Pictures stay out of your copy, but everything else in the records below must be repeated exactly.

┄┄┄┄┄┄┄┄┄┄┄┄┄┄┄┄┄┄┄┄

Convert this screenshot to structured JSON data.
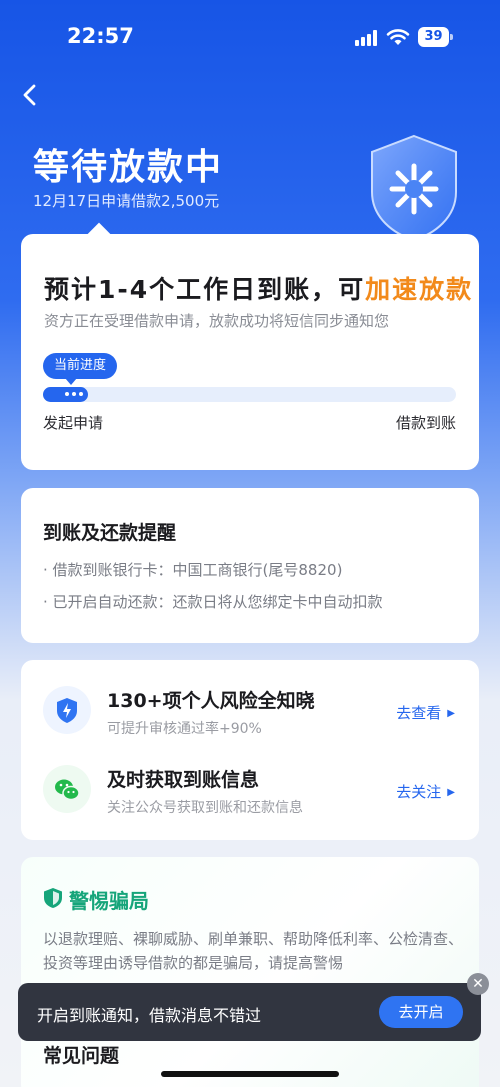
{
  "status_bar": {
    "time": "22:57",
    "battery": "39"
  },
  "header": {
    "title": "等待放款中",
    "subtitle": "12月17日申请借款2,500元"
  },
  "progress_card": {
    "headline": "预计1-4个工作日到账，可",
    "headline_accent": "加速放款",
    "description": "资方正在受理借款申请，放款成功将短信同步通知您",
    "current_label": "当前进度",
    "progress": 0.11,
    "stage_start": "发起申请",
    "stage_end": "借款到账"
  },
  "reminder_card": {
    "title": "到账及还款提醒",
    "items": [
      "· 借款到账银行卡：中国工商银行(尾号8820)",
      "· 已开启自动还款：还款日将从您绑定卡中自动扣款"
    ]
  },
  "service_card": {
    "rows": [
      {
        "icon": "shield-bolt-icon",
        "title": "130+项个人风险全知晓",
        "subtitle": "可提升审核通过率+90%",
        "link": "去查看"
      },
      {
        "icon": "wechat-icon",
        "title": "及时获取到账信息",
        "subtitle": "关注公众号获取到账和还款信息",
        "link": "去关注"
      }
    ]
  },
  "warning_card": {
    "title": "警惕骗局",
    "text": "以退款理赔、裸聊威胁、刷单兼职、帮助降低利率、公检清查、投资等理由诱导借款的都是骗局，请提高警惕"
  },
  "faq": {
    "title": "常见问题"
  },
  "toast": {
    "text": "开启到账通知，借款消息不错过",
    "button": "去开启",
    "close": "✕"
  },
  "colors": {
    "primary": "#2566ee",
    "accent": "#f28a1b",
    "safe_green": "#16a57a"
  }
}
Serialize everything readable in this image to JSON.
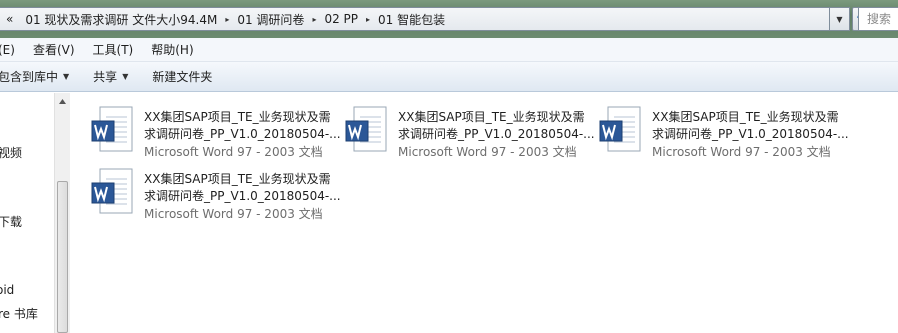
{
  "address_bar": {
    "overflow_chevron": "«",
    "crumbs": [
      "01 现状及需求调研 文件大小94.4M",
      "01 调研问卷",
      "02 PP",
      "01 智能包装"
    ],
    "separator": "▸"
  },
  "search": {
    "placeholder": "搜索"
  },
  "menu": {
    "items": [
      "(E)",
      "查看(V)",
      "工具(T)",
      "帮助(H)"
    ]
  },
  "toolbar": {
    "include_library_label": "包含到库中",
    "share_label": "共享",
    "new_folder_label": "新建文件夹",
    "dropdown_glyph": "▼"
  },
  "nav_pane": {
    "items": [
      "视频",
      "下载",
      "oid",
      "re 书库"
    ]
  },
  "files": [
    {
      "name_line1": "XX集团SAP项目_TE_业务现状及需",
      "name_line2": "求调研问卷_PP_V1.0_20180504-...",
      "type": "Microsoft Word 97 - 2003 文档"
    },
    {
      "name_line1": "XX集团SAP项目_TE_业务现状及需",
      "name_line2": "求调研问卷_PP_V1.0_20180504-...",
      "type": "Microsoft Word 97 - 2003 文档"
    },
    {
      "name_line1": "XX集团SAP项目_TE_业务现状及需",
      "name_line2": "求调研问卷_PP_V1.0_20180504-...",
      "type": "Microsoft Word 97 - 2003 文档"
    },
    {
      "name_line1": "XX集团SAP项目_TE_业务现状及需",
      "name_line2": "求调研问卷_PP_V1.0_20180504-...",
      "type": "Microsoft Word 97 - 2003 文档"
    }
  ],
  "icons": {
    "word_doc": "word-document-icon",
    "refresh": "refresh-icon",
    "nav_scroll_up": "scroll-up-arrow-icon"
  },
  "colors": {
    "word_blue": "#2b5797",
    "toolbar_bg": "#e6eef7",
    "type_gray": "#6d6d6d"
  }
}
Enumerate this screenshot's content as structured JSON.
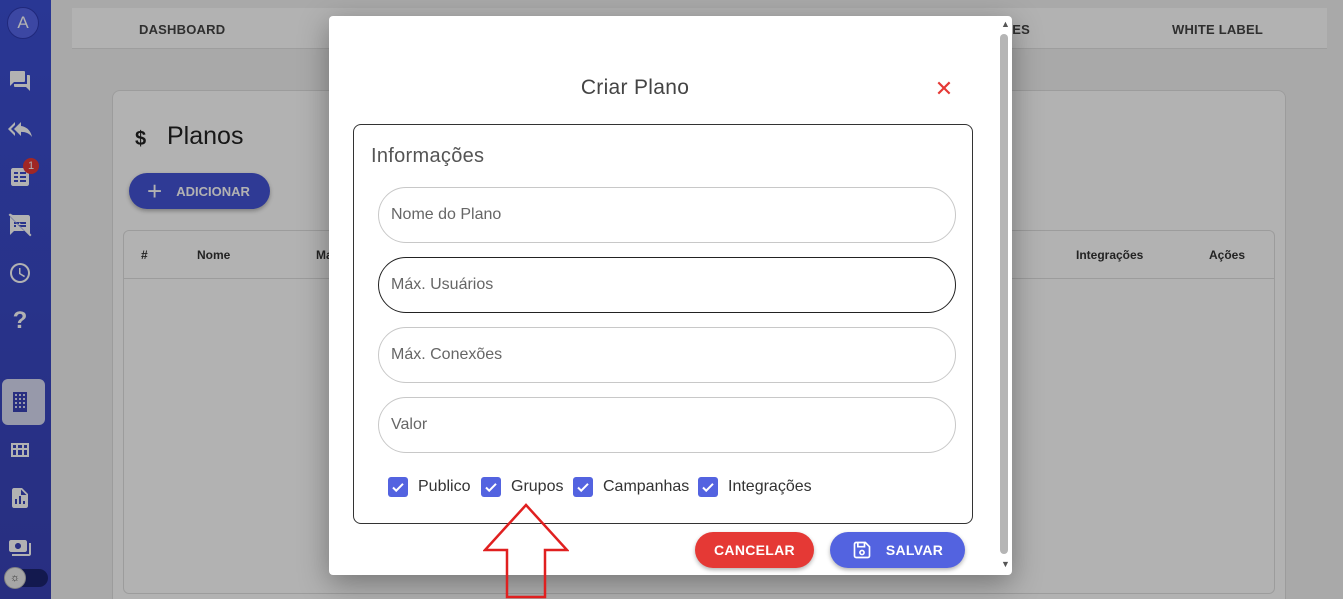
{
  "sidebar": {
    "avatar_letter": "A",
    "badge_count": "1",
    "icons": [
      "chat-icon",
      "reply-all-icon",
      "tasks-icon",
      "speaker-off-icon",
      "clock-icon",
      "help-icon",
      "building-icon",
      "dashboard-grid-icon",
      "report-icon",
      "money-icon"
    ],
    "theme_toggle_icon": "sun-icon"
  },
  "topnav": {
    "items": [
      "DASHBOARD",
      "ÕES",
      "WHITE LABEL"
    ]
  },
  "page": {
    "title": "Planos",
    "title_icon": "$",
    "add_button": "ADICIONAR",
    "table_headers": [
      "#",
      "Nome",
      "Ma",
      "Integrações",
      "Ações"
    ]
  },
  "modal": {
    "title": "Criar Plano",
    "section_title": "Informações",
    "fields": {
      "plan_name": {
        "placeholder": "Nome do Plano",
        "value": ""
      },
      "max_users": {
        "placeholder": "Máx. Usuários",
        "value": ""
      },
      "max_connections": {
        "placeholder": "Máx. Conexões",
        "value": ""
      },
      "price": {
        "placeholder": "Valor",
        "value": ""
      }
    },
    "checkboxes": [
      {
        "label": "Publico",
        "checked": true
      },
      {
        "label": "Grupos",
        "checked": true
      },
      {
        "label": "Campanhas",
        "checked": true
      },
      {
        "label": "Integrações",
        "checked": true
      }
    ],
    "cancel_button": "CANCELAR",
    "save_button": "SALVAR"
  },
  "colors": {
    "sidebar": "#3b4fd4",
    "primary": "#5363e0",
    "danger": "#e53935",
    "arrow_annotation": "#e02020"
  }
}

┄┄┄┄┄┄┄┄┄┄┄┄┄┄┄┄┄┄┄┄

- _Solution_:
Convert this screenshot to structured JSON data.
{
  "status_bar": {
    "time": "22:57",
    "battery": "39"
  },
  "header": {
    "title": "等待放款中",
    "subtitle": "12月17日申请借款2,500元"
  },
  "progress_card": {
    "headline": "预计1-4个工作日到账，可",
    "headline_accent": "加速放款",
    "description": "资方正在受理借款申请，放款成功将短信同步通知您",
    "current_label": "当前进度",
    "progress": 0.11,
    "stage_start": "发起申请",
    "stage_end": "借款到账"
  },
  "reminder_card": {
    "title": "到账及还款提醒",
    "items": [
      "· 借款到账银行卡：中国工商银行(尾号8820)",
      "· 已开启自动还款：还款日将从您绑定卡中自动扣款"
    ]
  },
  "service_card": {
    "rows": [
      {
        "icon": "shield-bolt-icon",
        "title": "130+项个人风险全知晓",
        "subtitle": "可提升审核通过率+90%",
        "link": "去查看"
      },
      {
        "icon": "wechat-icon",
        "title": "及时获取到账信息",
        "subtitle": "关注公众号获取到账和还款信息",
        "link": "去关注"
      }
    ]
  },
  "warning_card": {
    "title": "警惕骗局",
    "text": "以退款理赔、裸聊威胁、刷单兼职、帮助降低利率、公检清查、投资等理由诱导借款的都是骗局，请提高警惕"
  },
  "faq": {
    "title": "常见问题"
  },
  "toast": {
    "text": "开启到账通知，借款消息不错过",
    "button": "去开启",
    "close": "✕"
  },
  "colors": {
    "primary": "#2566ee",
    "accent": "#f28a1b",
    "safe_green": "#16a57a"
  }
}
Serialize everything readable in this image to JSON.
{
  "address_bar": {
    "overflow_chevron": "«",
    "crumbs": [
      "01 现状及需求调研 文件大小94.4M",
      "01 调研问卷",
      "02 PP",
      "01 智能包装"
    ],
    "separator": "▸"
  },
  "search": {
    "placeholder": "搜索"
  },
  "menu": {
    "items": [
      "(E)",
      "查看(V)",
      "工具(T)",
      "帮助(H)"
    ]
  },
  "toolbar": {
    "include_library_label": "包含到库中",
    "share_label": "共享",
    "new_folder_label": "新建文件夹",
    "dropdown_glyph": "▼"
  },
  "nav_pane": {
    "items": [
      "视频",
      "下载",
      "oid",
      "re 书库"
    ]
  },
  "files": [
    {
      "name_line1": "XX集团SAP项目_TE_业务现状及需",
      "name_line2": "求调研问卷_PP_V1.0_20180504-...",
      "type": "Microsoft Word 97 - 2003 文档"
    },
    {
      "name_line1": "XX集团SAP项目_TE_业务现状及需",
      "name_line2": "求调研问卷_PP_V1.0_20180504-...",
      "type": "Microsoft Word 97 - 2003 文档"
    },
    {
      "name_line1": "XX集团SAP项目_TE_业务现状及需",
      "name_line2": "求调研问卷_PP_V1.0_20180504-...",
      "type": "Microsoft Word 97 - 2003 文档"
    },
    {
      "name_line1": "XX集团SAP项目_TE_业务现状及需",
      "name_line2": "求调研问卷_PP_V1.0_20180504-...",
      "type": "Microsoft Word 97 - 2003 文档"
    }
  ],
  "icons": {
    "word_doc": "word-document-icon",
    "refresh": "refresh-icon",
    "nav_scroll_up": "scroll-up-arrow-icon"
  },
  "colors": {
    "word_blue": "#2b5797",
    "toolbar_bg": "#e6eef7",
    "type_gray": "#6d6d6d"
  }
}
Enumerate this screenshot's content as structured JSON.
{
  "sidebar": {
    "avatar_letter": "A",
    "badge_count": "1",
    "icons": [
      "chat-icon",
      "reply-all-icon",
      "tasks-icon",
      "speaker-off-icon",
      "clock-icon",
      "help-icon",
      "building-icon",
      "dashboard-grid-icon",
      "report-icon",
      "money-icon"
    ],
    "theme_toggle_icon": "sun-icon"
  },
  "topnav": {
    "items": [
      "DASHBOARD",
      "ÕES",
      "WHITE LABEL"
    ]
  },
  "page": {
    "title": "Planos",
    "title_icon": "$",
    "add_button": "ADICIONAR",
    "table_headers": [
      "#",
      "Nome",
      "Ma",
      "Integrações",
      "Ações"
    ]
  },
  "modal": {
    "title": "Criar Plano",
    "section_title": "Informações",
    "fields": {
      "plan_name": {
        "placeholder": "Nome do Plano",
        "value": ""
      },
      "max_users": {
        "placeholder": "Máx. Usuários",
        "value": ""
      },
      "max_connections": {
        "placeholder": "Máx. Conexões",
        "value": ""
      },
      "price": {
        "placeholder": "Valor",
        "value": ""
      }
    },
    "checkboxes": [
      {
        "label": "Publico",
        "checked": true
      },
      {
        "label": "Grupos",
        "checked": true
      },
      {
        "label": "Campanhas",
        "checked": true
      },
      {
        "label": "Integrações",
        "checked": true
      }
    ],
    "cancel_button": "CANCELAR",
    "save_button": "SALVAR"
  },
  "colors": {
    "sidebar": "#3b4fd4",
    "primary": "#5363e0",
    "danger": "#e53935",
    "arrow_annotation": "#e02020"
  }
}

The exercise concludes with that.